● **WHAT THIS TASK INVOLVES**
Every record should be copied exactly, except that pictures are to be omitted.

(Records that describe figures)
/---
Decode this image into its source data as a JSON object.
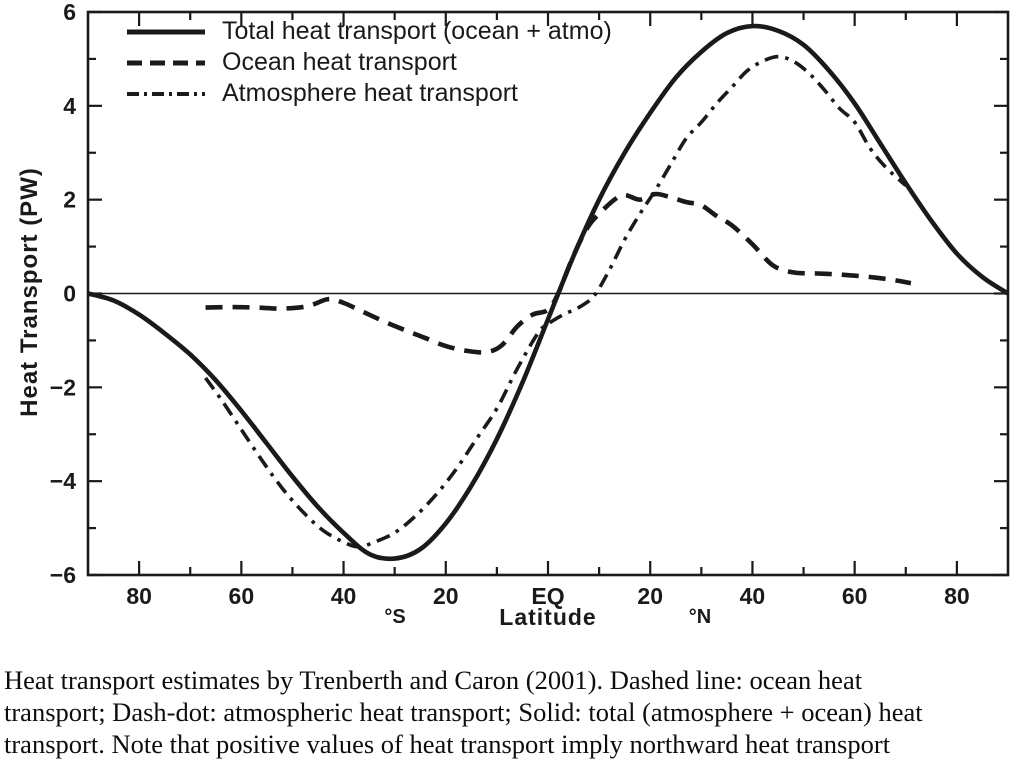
{
  "figure": {
    "ylabel": "Heat Transport (PW)",
    "xlabel": "Latitude",
    "south_label": "°S",
    "north_label": "°N",
    "line_color": "#1a1a1a"
  },
  "legend": {
    "items": [
      {
        "label": "Total heat transport (ocean + atmo)",
        "style": "solid"
      },
      {
        "label": "Ocean heat transport",
        "style": "dashed"
      },
      {
        "label": "Atmosphere heat transport",
        "style": "dashdot"
      }
    ]
  },
  "caption": {
    "lines": [
      "Heat transport estimates by Trenberth and Caron (2001).  Dashed line: ocean heat",
      "transport; Dash-dot: atmospheric heat transport; Solid: total (atmosphere + ocean) heat",
      "transport.  Note that positive values of heat transport imply northward heat transport"
    ]
  },
  "chart_data": {
    "type": "line",
    "title": "",
    "xlabel": "Latitude",
    "ylabel": "Heat Transport (PW)",
    "units": "PW",
    "xlim": [
      -90,
      90
    ],
    "ylim": [
      -6,
      6
    ],
    "grid": false,
    "zero_line": true,
    "legend_position": "top-left",
    "x_major_ticks": [
      -80,
      -60,
      -40,
      -20,
      0,
      20,
      40,
      60,
      80
    ],
    "x_tick_labels": [
      "80",
      "60",
      "40",
      "20",
      "EQ",
      "20",
      "40",
      "60",
      "80"
    ],
    "x_minor_ticks": [
      -70,
      -50,
      -30,
      -10,
      10,
      30,
      50,
      70
    ],
    "y_major_ticks": [
      -6,
      -4,
      -2,
      0,
      2,
      4,
      6
    ],
    "y_minor_ticks": [
      -5,
      -3,
      -1,
      1,
      3,
      5
    ],
    "series": [
      {
        "name": "Total heat transport (ocean + atmo)",
        "style": "solid",
        "x": [
          -90,
          -85,
          -80,
          -75,
          -70,
          -65,
          -60,
          -55,
          -50,
          -45,
          -40,
          -35,
          -30,
          -25,
          -20,
          -15,
          -10,
          -5,
          0,
          5,
          10,
          15,
          20,
          25,
          30,
          35,
          40,
          45,
          50,
          55,
          60,
          65,
          70,
          75,
          80,
          85,
          90
        ],
        "y": [
          0,
          -0.15,
          -0.45,
          -0.85,
          -1.3,
          -1.85,
          -2.5,
          -3.2,
          -3.9,
          -4.55,
          -5.1,
          -5.55,
          -5.65,
          -5.45,
          -4.9,
          -4.1,
          -3.1,
          -1.9,
          -0.55,
          0.8,
          2.0,
          3.0,
          3.85,
          4.6,
          5.15,
          5.55,
          5.7,
          5.6,
          5.3,
          4.75,
          4.05,
          3.2,
          2.35,
          1.55,
          0.85,
          0.35,
          0
        ]
      },
      {
        "name": "Ocean heat transport",
        "style": "dashed",
        "x": [
          -67,
          -62,
          -57,
          -52,
          -47,
          -43,
          -40,
          -36,
          -32,
          -28,
          -24,
          -20,
          -16,
          -12,
          -9,
          -6,
          -3,
          0,
          2,
          4,
          6,
          8,
          10,
          13,
          15,
          18,
          21,
          24,
          27,
          30,
          33,
          36,
          40,
          44,
          48,
          52,
          56,
          60,
          64,
          68,
          71
        ],
        "y": [
          -0.3,
          -0.29,
          -0.3,
          -0.32,
          -0.27,
          -0.12,
          -0.2,
          -0.4,
          -0.6,
          -0.78,
          -0.95,
          -1.12,
          -1.22,
          -1.25,
          -1.1,
          -0.7,
          -0.45,
          -0.35,
          0.0,
          0.55,
          1.05,
          1.45,
          1.7,
          2.0,
          2.1,
          2.0,
          2.12,
          2.05,
          1.95,
          1.88,
          1.65,
          1.45,
          1.05,
          0.6,
          0.45,
          0.43,
          0.41,
          0.38,
          0.34,
          0.28,
          0.22
        ]
      },
      {
        "name": "Atmosphere heat transport",
        "style": "dashdot",
        "x": [
          -67,
          -64,
          -60,
          -56,
          -52,
          -48,
          -44,
          -40,
          -37,
          -34,
          -30,
          -26,
          -22,
          -18,
          -14,
          -10,
          -6,
          -2,
          0,
          3,
          6,
          9,
          12,
          15,
          18,
          21,
          24,
          27,
          30,
          33,
          36,
          39,
          42,
          45,
          48,
          51,
          54,
          57,
          60,
          63,
          66,
          70
        ],
        "y": [
          -1.8,
          -2.25,
          -2.9,
          -3.55,
          -4.15,
          -4.65,
          -5.05,
          -5.3,
          -5.4,
          -5.3,
          -5.1,
          -4.75,
          -4.3,
          -3.75,
          -3.1,
          -2.45,
          -1.6,
          -0.85,
          -0.65,
          -0.45,
          -0.3,
          -0.05,
          0.5,
          1.15,
          1.7,
          2.2,
          2.75,
          3.3,
          3.65,
          4.05,
          4.4,
          4.75,
          4.95,
          5.05,
          4.95,
          4.7,
          4.35,
          3.95,
          3.65,
          3.1,
          2.7,
          2.3
        ]
      }
    ]
  }
}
\---
● **SOLUTION TO THIS EXERCISE**
Decode this image into its source data as a JSON object.
{
  "figure": {
    "ylabel": "Heat Transport (PW)",
    "xlabel": "Latitude",
    "south_label": "°S",
    "north_label": "°N",
    "line_color": "#1a1a1a"
  },
  "legend": {
    "items": [
      {
        "label": "Total heat transport (ocean + atmo)",
        "style": "solid"
      },
      {
        "label": "Ocean heat transport",
        "style": "dashed"
      },
      {
        "label": "Atmosphere heat transport",
        "style": "dashdot"
      }
    ]
  },
  "caption": {
    "lines": [
      "Heat transport estimates by Trenberth and Caron (2001).  Dashed line: ocean heat",
      "transport; Dash-dot: atmospheric heat transport; Solid: total (atmosphere + ocean) heat",
      "transport.  Note that positive values of heat transport imply northward heat transport"
    ]
  },
  "chart_data": {
    "type": "line",
    "title": "",
    "xlabel": "Latitude",
    "ylabel": "Heat Transport (PW)",
    "units": "PW",
    "xlim": [
      -90,
      90
    ],
    "ylim": [
      -6,
      6
    ],
    "grid": false,
    "zero_line": true,
    "legend_position": "top-left",
    "x_major_ticks": [
      -80,
      -60,
      -40,
      -20,
      0,
      20,
      40,
      60,
      80
    ],
    "x_tick_labels": [
      "80",
      "60",
      "40",
      "20",
      "EQ",
      "20",
      "40",
      "60",
      "80"
    ],
    "x_minor_ticks": [
      -70,
      -50,
      -30,
      -10,
      10,
      30,
      50,
      70
    ],
    "y_major_ticks": [
      -6,
      -4,
      -2,
      0,
      2,
      4,
      6
    ],
    "y_minor_ticks": [
      -5,
      -3,
      -1,
      1,
      3,
      5
    ],
    "series": [
      {
        "name": "Total heat transport (ocean + atmo)",
        "style": "solid",
        "x": [
          -90,
          -85,
          -80,
          -75,
          -70,
          -65,
          -60,
          -55,
          -50,
          -45,
          -40,
          -35,
          -30,
          -25,
          -20,
          -15,
          -10,
          -5,
          0,
          5,
          10,
          15,
          20,
          25,
          30,
          35,
          40,
          45,
          50,
          55,
          60,
          65,
          70,
          75,
          80,
          85,
          90
        ],
        "y": [
          0,
          -0.15,
          -0.45,
          -0.85,
          -1.3,
          -1.85,
          -2.5,
          -3.2,
          -3.9,
          -4.55,
          -5.1,
          -5.55,
          -5.65,
          -5.45,
          -4.9,
          -4.1,
          -3.1,
          -1.9,
          -0.55,
          0.8,
          2.0,
          3.0,
          3.85,
          4.6,
          5.15,
          5.55,
          5.7,
          5.6,
          5.3,
          4.75,
          4.05,
          3.2,
          2.35,
          1.55,
          0.85,
          0.35,
          0
        ]
      },
      {
        "name": "Ocean heat transport",
        "style": "dashed",
        "x": [
          -67,
          -62,
          -57,
          -52,
          -47,
          -43,
          -40,
          -36,
          -32,
          -28,
          -24,
          -20,
          -16,
          -12,
          -9,
          -6,
          -3,
          0,
          2,
          4,
          6,
          8,
          10,
          13,
          15,
          18,
          21,
          24,
          27,
          30,
          33,
          36,
          40,
          44,
          48,
          52,
          56,
          60,
          64,
          68,
          71
        ],
        "y": [
          -0.3,
          -0.29,
          -0.3,
          -0.32,
          -0.27,
          -0.12,
          -0.2,
          -0.4,
          -0.6,
          -0.78,
          -0.95,
          -1.12,
          -1.22,
          -1.25,
          -1.1,
          -0.7,
          -0.45,
          -0.35,
          0.0,
          0.55,
          1.05,
          1.45,
          1.7,
          2.0,
          2.1,
          2.0,
          2.12,
          2.05,
          1.95,
          1.88,
          1.65,
          1.45,
          1.05,
          0.6,
          0.45,
          0.43,
          0.41,
          0.38,
          0.34,
          0.28,
          0.22
        ]
      },
      {
        "name": "Atmosphere heat transport",
        "style": "dashdot",
        "x": [
          -67,
          -64,
          -60,
          -56,
          -52,
          -48,
          -44,
          -40,
          -37,
          -34,
          -30,
          -26,
          -22,
          -18,
          -14,
          -10,
          -6,
          -2,
          0,
          3,
          6,
          9,
          12,
          15,
          18,
          21,
          24,
          27,
          30,
          33,
          36,
          39,
          42,
          45,
          48,
          51,
          54,
          57,
          60,
          63,
          66,
          70
        ],
        "y": [
          -1.8,
          -2.25,
          -2.9,
          -3.55,
          -4.15,
          -4.65,
          -5.05,
          -5.3,
          -5.4,
          -5.3,
          -5.1,
          -4.75,
          -4.3,
          -3.75,
          -3.1,
          -2.45,
          -1.6,
          -0.85,
          -0.65,
          -0.45,
          -0.3,
          -0.05,
          0.5,
          1.15,
          1.7,
          2.2,
          2.75,
          3.3,
          3.65,
          4.05,
          4.4,
          4.75,
          4.95,
          5.05,
          4.95,
          4.7,
          4.35,
          3.95,
          3.65,
          3.1,
          2.7,
          2.3
        ]
      }
    ]
  }
}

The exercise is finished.